> _WRITTEN PROBLEM_:
The records underneath are to be repeated exactly, with the pictures left out.

---*---

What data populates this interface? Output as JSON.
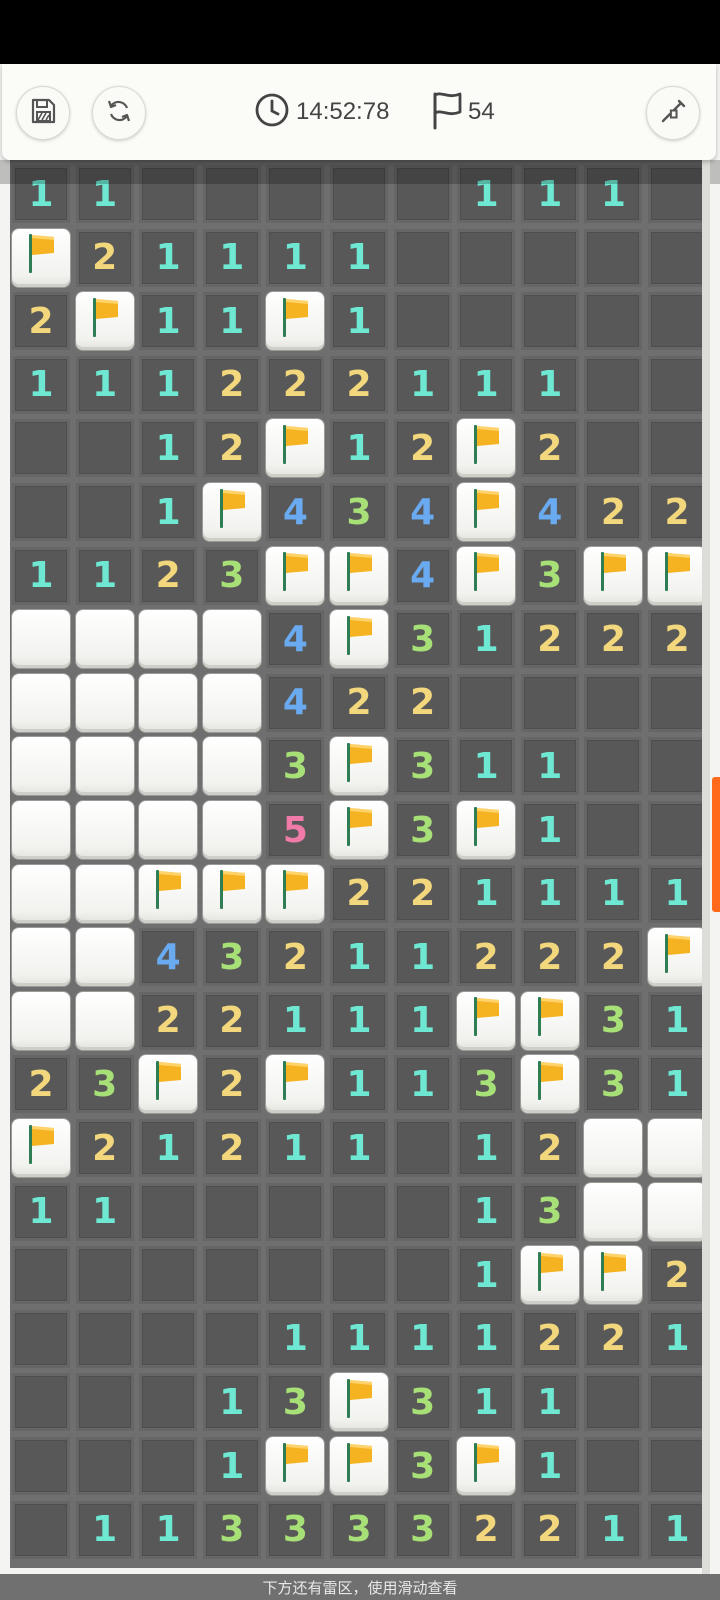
{
  "toolbar": {
    "save_icon": "save-icon",
    "restart_icon": "restart-icon",
    "timer_icon": "clock-icon",
    "timer": "14:52:78",
    "flag_icon": "flag-icon",
    "flag_count": "54",
    "settings_icon": "shovel-icon"
  },
  "colors": {
    "n1": "#6ee8d2",
    "n2": "#f3d77d",
    "n3": "#a8e078",
    "n4": "#6aaaf0",
    "n5": "#f07aa8",
    "flag": "#f5b321",
    "accent": "#ff6a1a"
  },
  "board": {
    "rows": [
      [
        "1",
        "1",
        ".",
        ".",
        ".",
        ".",
        ".",
        "1",
        "1",
        "1",
        "."
      ],
      [
        "F",
        "2",
        "1",
        "1",
        "1",
        "1",
        ".",
        ".",
        ".",
        ".",
        "."
      ],
      [
        "2",
        "F",
        "1",
        "1",
        "F",
        "1",
        ".",
        ".",
        ".",
        ".",
        "."
      ],
      [
        "1",
        "1",
        "1",
        "2",
        "2",
        "2",
        "1",
        "1",
        "1",
        ".",
        "."
      ],
      [
        ".",
        ".",
        "1",
        "2",
        "F",
        "1",
        "2",
        "F",
        "2",
        ".",
        "."
      ],
      [
        ".",
        ".",
        "1",
        "F",
        "4",
        "3",
        "4",
        "F",
        "4",
        "2",
        "2"
      ],
      [
        "1",
        "1",
        "2",
        "3",
        "F",
        "F",
        "4",
        "F",
        "3",
        "F",
        "F"
      ],
      [
        "#",
        "#",
        "#",
        "#",
        "4",
        "F",
        "3",
        "1",
        "2",
        "2",
        "2"
      ],
      [
        "#",
        "#",
        "#",
        "#",
        "4",
        "2",
        "2",
        ".",
        ".",
        ".",
        "."
      ],
      [
        "#",
        "#",
        "#",
        "#",
        "3",
        "F",
        "3",
        "1",
        "1",
        ".",
        "."
      ],
      [
        "#",
        "#",
        "#",
        "#",
        "5",
        "F",
        "3",
        "F",
        "1",
        ".",
        "."
      ],
      [
        "#",
        "#",
        "F",
        "F",
        "F",
        "2",
        "2",
        "1",
        "1",
        "1",
        "1"
      ],
      [
        "#",
        "#",
        "4",
        "3",
        "2",
        "1",
        "1",
        "2",
        "2",
        "2",
        "F"
      ],
      [
        "#",
        "#",
        "2",
        "2",
        "1",
        "1",
        "1",
        "F",
        "F",
        "3",
        "1"
      ],
      [
        "2",
        "3",
        "F",
        "2",
        "F",
        "1",
        "1",
        "3",
        "F",
        "3",
        "1"
      ],
      [
        "F",
        "2",
        "1",
        "2",
        "1",
        "1",
        ".",
        "1",
        "2",
        "#",
        "#"
      ],
      [
        "1",
        "1",
        ".",
        ".",
        ".",
        ".",
        ".",
        "1",
        "3",
        "#",
        "#"
      ],
      [
        ".",
        ".",
        ".",
        ".",
        ".",
        ".",
        ".",
        "1",
        "F",
        "F",
        "2"
      ],
      [
        ".",
        ".",
        ".",
        ".",
        "1",
        "1",
        "1",
        "1",
        "2",
        "2",
        "1"
      ],
      [
        ".",
        ".",
        ".",
        "1",
        "3",
        "F",
        "3",
        "1",
        "1",
        ".",
        "."
      ],
      [
        ".",
        ".",
        ".",
        "1",
        "F",
        "F",
        "3",
        "F",
        "1",
        ".",
        "."
      ],
      [
        ".",
        "1",
        "1",
        "3",
        "3",
        "3",
        "3",
        "2",
        "2",
        "1",
        "1"
      ]
    ]
  },
  "footer": {
    "hint": "下方还有雷区，使用滑动查看"
  }
}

---*---

> _EXERCISE RESULT_:
What data populates this interface? Output as JSON.
{
  "toolbar": {
    "save_icon": "save-icon",
    "restart_icon": "restart-icon",
    "timer_icon": "clock-icon",
    "timer": "14:52:78",
    "flag_icon": "flag-icon",
    "flag_count": "54",
    "settings_icon": "shovel-icon"
  },
  "colors": {
    "n1": "#6ee8d2",
    "n2": "#f3d77d",
    "n3": "#a8e078",
    "n4": "#6aaaf0",
    "n5": "#f07aa8",
    "flag": "#f5b321",
    "accent": "#ff6a1a"
  },
  "board": {
    "rows": [
      [
        "1",
        "1",
        ".",
        ".",
        ".",
        ".",
        ".",
        "1",
        "1",
        "1",
        "."
      ],
      [
        "F",
        "2",
        "1",
        "1",
        "1",
        "1",
        ".",
        ".",
        ".",
        ".",
        "."
      ],
      [
        "2",
        "F",
        "1",
        "1",
        "F",
        "1",
        ".",
        ".",
        ".",
        ".",
        "."
      ],
      [
        "1",
        "1",
        "1",
        "2",
        "2",
        "2",
        "1",
        "1",
        "1",
        ".",
        "."
      ],
      [
        ".",
        ".",
        "1",
        "2",
        "F",
        "1",
        "2",
        "F",
        "2",
        ".",
        "."
      ],
      [
        ".",
        ".",
        "1",
        "F",
        "4",
        "3",
        "4",
        "F",
        "4",
        "2",
        "2"
      ],
      [
        "1",
        "1",
        "2",
        "3",
        "F",
        "F",
        "4",
        "F",
        "3",
        "F",
        "F"
      ],
      [
        "#",
        "#",
        "#",
        "#",
        "4",
        "F",
        "3",
        "1",
        "2",
        "2",
        "2"
      ],
      [
        "#",
        "#",
        "#",
        "#",
        "4",
        "2",
        "2",
        ".",
        ".",
        ".",
        "."
      ],
      [
        "#",
        "#",
        "#",
        "#",
        "3",
        "F",
        "3",
        "1",
        "1",
        ".",
        "."
      ],
      [
        "#",
        "#",
        "#",
        "#",
        "5",
        "F",
        "3",
        "F",
        "1",
        ".",
        "."
      ],
      [
        "#",
        "#",
        "F",
        "F",
        "F",
        "2",
        "2",
        "1",
        "1",
        "1",
        "1"
      ],
      [
        "#",
        "#",
        "4",
        "3",
        "2",
        "1",
        "1",
        "2",
        "2",
        "2",
        "F"
      ],
      [
        "#",
        "#",
        "2",
        "2",
        "1",
        "1",
        "1",
        "F",
        "F",
        "3",
        "1"
      ],
      [
        "2",
        "3",
        "F",
        "2",
        "F",
        "1",
        "1",
        "3",
        "F",
        "3",
        "1"
      ],
      [
        "F",
        "2",
        "1",
        "2",
        "1",
        "1",
        ".",
        "1",
        "2",
        "#",
        "#"
      ],
      [
        "1",
        "1",
        ".",
        ".",
        ".",
        ".",
        ".",
        "1",
        "3",
        "#",
        "#"
      ],
      [
        ".",
        ".",
        ".",
        ".",
        ".",
        ".",
        ".",
        "1",
        "F",
        "F",
        "2"
      ],
      [
        ".",
        ".",
        ".",
        ".",
        "1",
        "1",
        "1",
        "1",
        "2",
        "2",
        "1"
      ],
      [
        ".",
        ".",
        ".",
        "1",
        "3",
        "F",
        "3",
        "1",
        "1",
        ".",
        "."
      ],
      [
        ".",
        ".",
        ".",
        "1",
        "F",
        "F",
        "3",
        "F",
        "1",
        ".",
        "."
      ],
      [
        ".",
        "1",
        "1",
        "3",
        "3",
        "3",
        "3",
        "2",
        "2",
        "1",
        "1"
      ]
    ]
  },
  "footer": {
    "hint": "下方还有雷区，使用滑动查看"
  }
}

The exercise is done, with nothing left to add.